-- START PROVIDED DATA --
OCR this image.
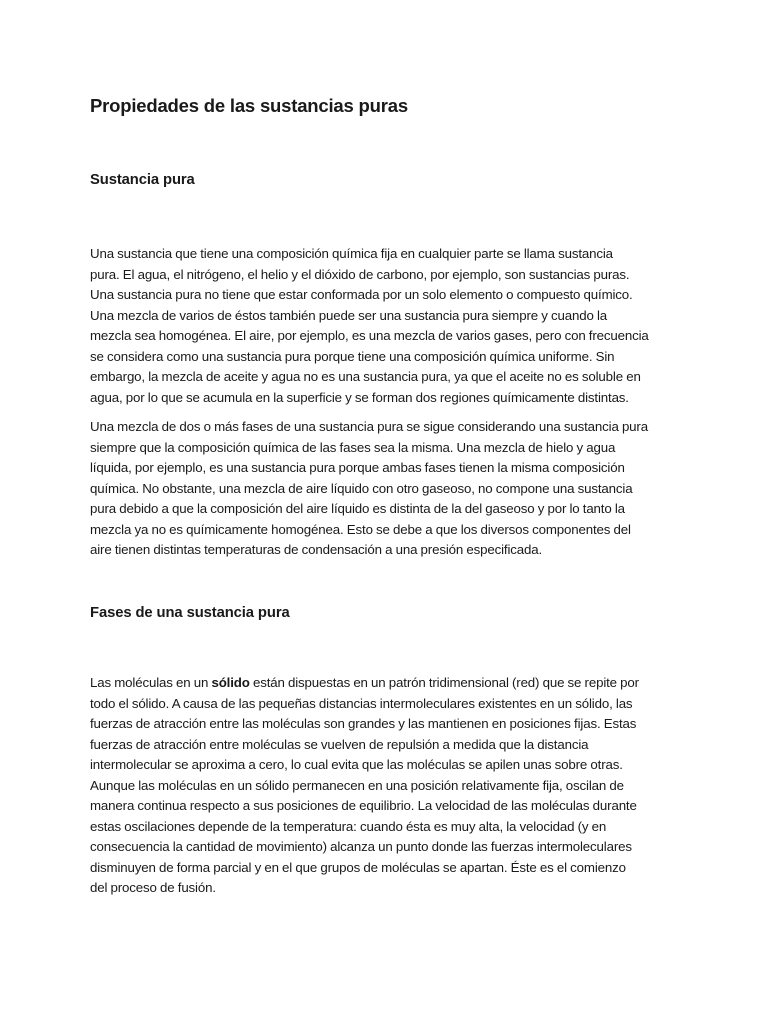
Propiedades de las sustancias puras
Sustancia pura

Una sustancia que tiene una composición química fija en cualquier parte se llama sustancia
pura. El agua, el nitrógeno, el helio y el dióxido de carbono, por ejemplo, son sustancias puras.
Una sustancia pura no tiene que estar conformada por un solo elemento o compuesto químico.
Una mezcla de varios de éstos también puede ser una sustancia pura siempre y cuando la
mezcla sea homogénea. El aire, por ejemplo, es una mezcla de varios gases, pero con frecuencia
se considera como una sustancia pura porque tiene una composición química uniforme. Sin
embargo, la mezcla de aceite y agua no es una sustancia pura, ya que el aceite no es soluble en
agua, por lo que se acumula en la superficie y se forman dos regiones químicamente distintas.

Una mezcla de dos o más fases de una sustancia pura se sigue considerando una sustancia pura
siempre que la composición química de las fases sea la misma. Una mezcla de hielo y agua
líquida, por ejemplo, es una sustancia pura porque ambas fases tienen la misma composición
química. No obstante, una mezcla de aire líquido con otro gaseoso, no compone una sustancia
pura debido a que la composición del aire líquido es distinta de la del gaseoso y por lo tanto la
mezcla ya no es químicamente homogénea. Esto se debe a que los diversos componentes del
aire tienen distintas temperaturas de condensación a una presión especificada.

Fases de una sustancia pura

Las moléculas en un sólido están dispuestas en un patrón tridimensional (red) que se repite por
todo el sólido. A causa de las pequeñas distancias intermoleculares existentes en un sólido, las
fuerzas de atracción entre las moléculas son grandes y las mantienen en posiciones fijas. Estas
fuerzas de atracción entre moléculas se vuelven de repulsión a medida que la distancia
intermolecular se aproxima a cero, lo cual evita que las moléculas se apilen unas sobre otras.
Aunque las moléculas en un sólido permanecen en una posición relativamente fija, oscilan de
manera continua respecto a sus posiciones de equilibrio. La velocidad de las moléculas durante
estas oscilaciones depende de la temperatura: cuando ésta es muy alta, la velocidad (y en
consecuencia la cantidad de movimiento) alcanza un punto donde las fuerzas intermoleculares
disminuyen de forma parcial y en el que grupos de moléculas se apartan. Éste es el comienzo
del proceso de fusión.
-- END PROVIDED DATA --
SET PROBLEM:
Output every entry verbatim. Pictures do not belong in the copy.

ANSWER TO THE PROBLEM:
OCR this image.
Propiedades de las sustancias puras
Sustancia pura

Una sustancia que tiene una composición química fija en cualquier parte se llama sustancia
pura. El agua, el nitrógeno, el helio y el dióxido de carbono, por ejemplo, son sustancias puras.
Una sustancia pura no tiene que estar conformada por un solo elemento o compuesto químico.
Una mezcla de varios de éstos también puede ser una sustancia pura siempre y cuando la
mezcla sea homogénea. El aire, por ejemplo, es una mezcla de varios gases, pero con frecuencia
se considera como una sustancia pura porque tiene una composición química uniforme. Sin
embargo, la mezcla de aceite y agua no es una sustancia pura, ya que el aceite no es soluble en
agua, por lo que se acumula en la superficie y se forman dos regiones químicamente distintas.

Una mezcla de dos o más fases de una sustancia pura se sigue considerando una sustancia pura
siempre que la composición química de las fases sea la misma. Una mezcla de hielo y agua
líquida, por ejemplo, es una sustancia pura porque ambas fases tienen la misma composición
química. No obstante, una mezcla de aire líquido con otro gaseoso, no compone una sustancia
pura debido a que la composición del aire líquido es distinta de la del gaseoso y por lo tanto la
mezcla ya no es químicamente homogénea. Esto se debe a que los diversos componentes del
aire tienen distintas temperaturas de condensación a una presión especificada.

Fases de una sustancia pura

Las moléculas en un sólido están dispuestas en un patrón tridimensional (red) que se repite por
todo el sólido. A causa de las pequeñas distancias intermoleculares existentes en un sólido, las
fuerzas de atracción entre las moléculas son grandes y las mantienen en posiciones fijas. Estas
fuerzas de atracción entre moléculas se vuelven de repulsión a medida que la distancia
intermolecular se aproxima a cero, lo cual evita que las moléculas se apilen unas sobre otras.
Aunque las moléculas en un sólido permanecen en una posición relativamente fija, oscilan de
manera continua respecto a sus posiciones de equilibrio. La velocidad de las moléculas durante
estas oscilaciones depende de la temperatura: cuando ésta es muy alta, la velocidad (y en
consecuencia la cantidad de movimiento) alcanza un punto donde las fuerzas intermoleculares
disminuyen de forma parcial y en el que grupos de moléculas se apartan. Éste es el comienzo
del proceso de fusión.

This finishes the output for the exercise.